▶ _SHORT TASK_:
Copy out every line that contains the word "this".

▶ _TASK INPUT_:
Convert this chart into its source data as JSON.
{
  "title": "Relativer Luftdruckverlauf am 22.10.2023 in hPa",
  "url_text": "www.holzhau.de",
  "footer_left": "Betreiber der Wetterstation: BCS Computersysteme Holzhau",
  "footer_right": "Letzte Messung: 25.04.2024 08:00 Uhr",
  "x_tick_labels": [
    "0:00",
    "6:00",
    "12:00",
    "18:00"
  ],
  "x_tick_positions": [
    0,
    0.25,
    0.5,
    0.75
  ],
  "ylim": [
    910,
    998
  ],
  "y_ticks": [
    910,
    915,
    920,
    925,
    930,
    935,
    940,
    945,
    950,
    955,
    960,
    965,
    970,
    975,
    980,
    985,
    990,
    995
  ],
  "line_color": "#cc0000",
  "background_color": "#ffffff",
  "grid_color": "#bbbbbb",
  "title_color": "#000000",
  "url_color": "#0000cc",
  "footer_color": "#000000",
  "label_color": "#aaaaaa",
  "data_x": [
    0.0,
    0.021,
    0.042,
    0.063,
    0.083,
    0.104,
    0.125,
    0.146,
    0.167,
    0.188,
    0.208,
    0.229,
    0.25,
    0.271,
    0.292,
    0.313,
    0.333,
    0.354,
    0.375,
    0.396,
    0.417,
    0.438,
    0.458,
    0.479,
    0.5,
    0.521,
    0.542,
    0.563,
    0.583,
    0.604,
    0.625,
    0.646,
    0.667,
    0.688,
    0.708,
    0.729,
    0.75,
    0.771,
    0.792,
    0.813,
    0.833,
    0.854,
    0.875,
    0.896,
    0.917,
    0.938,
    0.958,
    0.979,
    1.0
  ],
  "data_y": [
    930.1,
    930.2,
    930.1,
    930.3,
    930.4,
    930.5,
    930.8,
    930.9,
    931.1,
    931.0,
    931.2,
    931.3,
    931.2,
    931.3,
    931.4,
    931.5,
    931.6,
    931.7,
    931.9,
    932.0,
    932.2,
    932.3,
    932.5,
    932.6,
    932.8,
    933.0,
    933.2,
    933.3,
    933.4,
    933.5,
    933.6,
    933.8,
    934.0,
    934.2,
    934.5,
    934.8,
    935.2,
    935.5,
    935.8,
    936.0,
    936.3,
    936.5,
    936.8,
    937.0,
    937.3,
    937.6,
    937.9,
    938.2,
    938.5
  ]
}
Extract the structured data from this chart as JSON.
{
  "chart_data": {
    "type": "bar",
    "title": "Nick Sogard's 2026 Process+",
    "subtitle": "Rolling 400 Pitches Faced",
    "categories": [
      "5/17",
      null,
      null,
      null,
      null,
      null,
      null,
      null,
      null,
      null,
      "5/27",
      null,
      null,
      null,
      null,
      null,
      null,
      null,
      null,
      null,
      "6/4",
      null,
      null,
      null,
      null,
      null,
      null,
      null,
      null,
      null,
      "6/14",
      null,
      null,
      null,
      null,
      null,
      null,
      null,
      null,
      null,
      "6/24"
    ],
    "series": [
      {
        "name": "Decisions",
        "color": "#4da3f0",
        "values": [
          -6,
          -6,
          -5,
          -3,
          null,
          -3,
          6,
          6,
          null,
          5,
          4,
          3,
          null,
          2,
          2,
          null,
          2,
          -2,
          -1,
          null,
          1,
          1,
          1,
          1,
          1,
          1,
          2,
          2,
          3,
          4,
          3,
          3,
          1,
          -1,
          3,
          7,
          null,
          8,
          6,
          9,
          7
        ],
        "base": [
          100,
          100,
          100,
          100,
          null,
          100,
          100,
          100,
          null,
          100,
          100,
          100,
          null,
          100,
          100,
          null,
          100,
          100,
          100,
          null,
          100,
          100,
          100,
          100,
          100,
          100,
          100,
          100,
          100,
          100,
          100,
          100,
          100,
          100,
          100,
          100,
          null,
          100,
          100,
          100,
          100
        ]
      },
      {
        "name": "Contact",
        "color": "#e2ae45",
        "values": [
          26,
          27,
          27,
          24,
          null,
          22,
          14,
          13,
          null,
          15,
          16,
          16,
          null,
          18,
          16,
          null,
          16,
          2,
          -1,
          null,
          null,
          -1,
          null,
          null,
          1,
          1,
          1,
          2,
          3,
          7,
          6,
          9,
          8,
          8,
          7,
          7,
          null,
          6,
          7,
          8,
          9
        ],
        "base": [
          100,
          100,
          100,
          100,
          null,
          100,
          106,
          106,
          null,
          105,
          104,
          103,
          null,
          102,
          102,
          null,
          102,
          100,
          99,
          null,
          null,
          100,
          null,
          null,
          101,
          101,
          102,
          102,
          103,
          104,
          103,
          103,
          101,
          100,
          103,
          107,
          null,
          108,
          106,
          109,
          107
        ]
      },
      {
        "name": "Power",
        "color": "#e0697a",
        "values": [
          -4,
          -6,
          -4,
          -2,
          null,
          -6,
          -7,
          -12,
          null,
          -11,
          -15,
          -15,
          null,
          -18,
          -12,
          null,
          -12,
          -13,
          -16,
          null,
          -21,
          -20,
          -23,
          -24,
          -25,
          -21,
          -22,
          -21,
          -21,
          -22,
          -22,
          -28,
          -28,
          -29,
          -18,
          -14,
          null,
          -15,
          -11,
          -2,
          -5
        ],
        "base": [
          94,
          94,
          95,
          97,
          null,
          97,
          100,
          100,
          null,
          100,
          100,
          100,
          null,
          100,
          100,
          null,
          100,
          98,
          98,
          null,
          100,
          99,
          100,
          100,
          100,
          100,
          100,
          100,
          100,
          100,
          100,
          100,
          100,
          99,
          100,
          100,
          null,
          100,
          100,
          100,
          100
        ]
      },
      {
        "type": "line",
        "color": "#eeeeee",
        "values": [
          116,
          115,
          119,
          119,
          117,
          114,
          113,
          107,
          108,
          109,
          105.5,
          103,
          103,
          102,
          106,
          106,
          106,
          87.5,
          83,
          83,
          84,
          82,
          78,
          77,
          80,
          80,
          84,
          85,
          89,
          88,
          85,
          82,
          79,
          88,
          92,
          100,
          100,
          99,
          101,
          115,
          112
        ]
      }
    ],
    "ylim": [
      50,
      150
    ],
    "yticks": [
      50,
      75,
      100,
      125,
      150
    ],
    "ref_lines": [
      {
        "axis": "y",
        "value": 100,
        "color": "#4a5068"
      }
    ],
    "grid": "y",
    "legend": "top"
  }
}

▶ _ANSWER TO THE EXERCISE_:
Convert this chart into its source data as JSON.
Extract the structured data from this chart as JSON.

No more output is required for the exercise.